>>>>

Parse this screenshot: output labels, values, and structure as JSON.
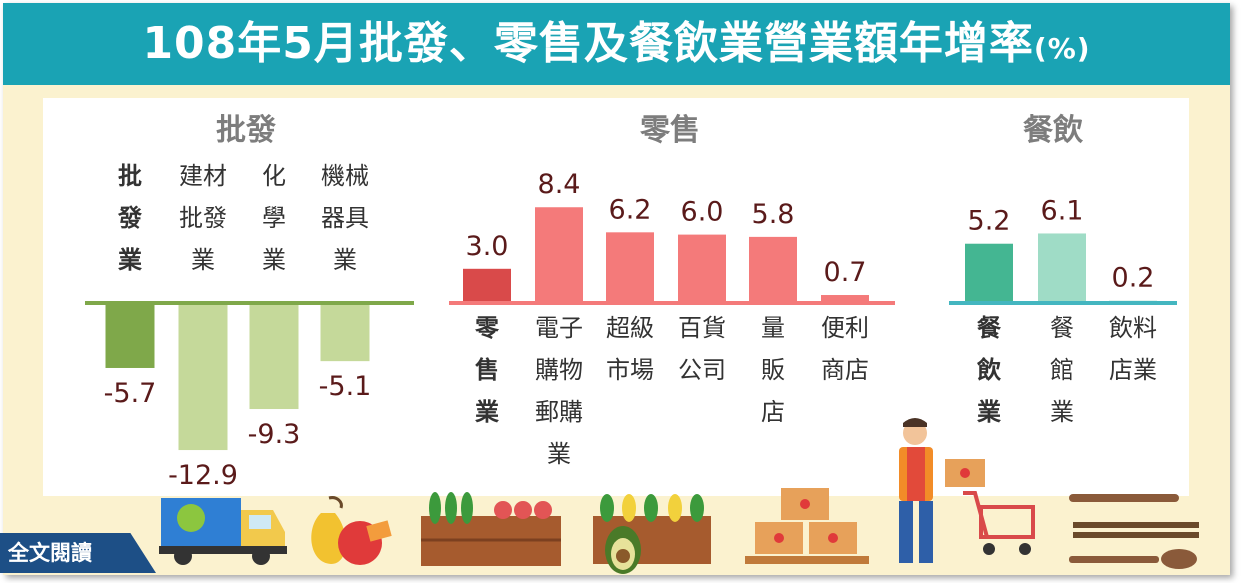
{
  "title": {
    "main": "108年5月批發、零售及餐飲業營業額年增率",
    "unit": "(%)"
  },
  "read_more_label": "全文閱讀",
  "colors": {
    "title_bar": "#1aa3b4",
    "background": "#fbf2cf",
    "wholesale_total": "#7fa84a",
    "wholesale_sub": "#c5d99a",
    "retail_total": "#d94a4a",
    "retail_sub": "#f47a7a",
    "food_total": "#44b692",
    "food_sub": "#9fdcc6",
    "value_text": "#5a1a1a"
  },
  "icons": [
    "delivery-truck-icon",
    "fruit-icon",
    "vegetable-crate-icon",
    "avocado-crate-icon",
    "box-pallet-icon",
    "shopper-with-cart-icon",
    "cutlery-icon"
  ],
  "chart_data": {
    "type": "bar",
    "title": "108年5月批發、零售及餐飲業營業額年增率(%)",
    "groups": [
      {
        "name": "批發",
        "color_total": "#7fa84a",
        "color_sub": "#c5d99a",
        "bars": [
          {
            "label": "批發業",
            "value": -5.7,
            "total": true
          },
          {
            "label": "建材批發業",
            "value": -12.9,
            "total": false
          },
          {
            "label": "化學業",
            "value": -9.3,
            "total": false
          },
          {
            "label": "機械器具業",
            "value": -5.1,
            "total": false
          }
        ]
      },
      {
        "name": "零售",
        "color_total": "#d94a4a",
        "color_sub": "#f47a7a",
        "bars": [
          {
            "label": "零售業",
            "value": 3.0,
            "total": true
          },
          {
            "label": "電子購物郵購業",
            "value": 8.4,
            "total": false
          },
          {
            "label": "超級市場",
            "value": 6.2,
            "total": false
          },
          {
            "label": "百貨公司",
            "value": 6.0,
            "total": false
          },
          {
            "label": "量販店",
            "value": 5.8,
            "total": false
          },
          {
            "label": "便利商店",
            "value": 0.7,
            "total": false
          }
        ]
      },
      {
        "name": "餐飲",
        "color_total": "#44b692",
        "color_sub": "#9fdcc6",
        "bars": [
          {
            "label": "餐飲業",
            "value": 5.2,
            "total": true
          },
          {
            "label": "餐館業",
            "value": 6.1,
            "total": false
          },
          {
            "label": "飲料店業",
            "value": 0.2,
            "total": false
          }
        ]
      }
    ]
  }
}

<<<<

● INSTRUCTION
Select all lines with the word "零售及餐飲業營業額年增率" from the entries above.

● ANSWER TO THE TASK
    "main": "108年5月批發、零售及餐飲業營業額年增率",
    "title": "108年5月批發、零售及餐飲業營業額年增率(%)",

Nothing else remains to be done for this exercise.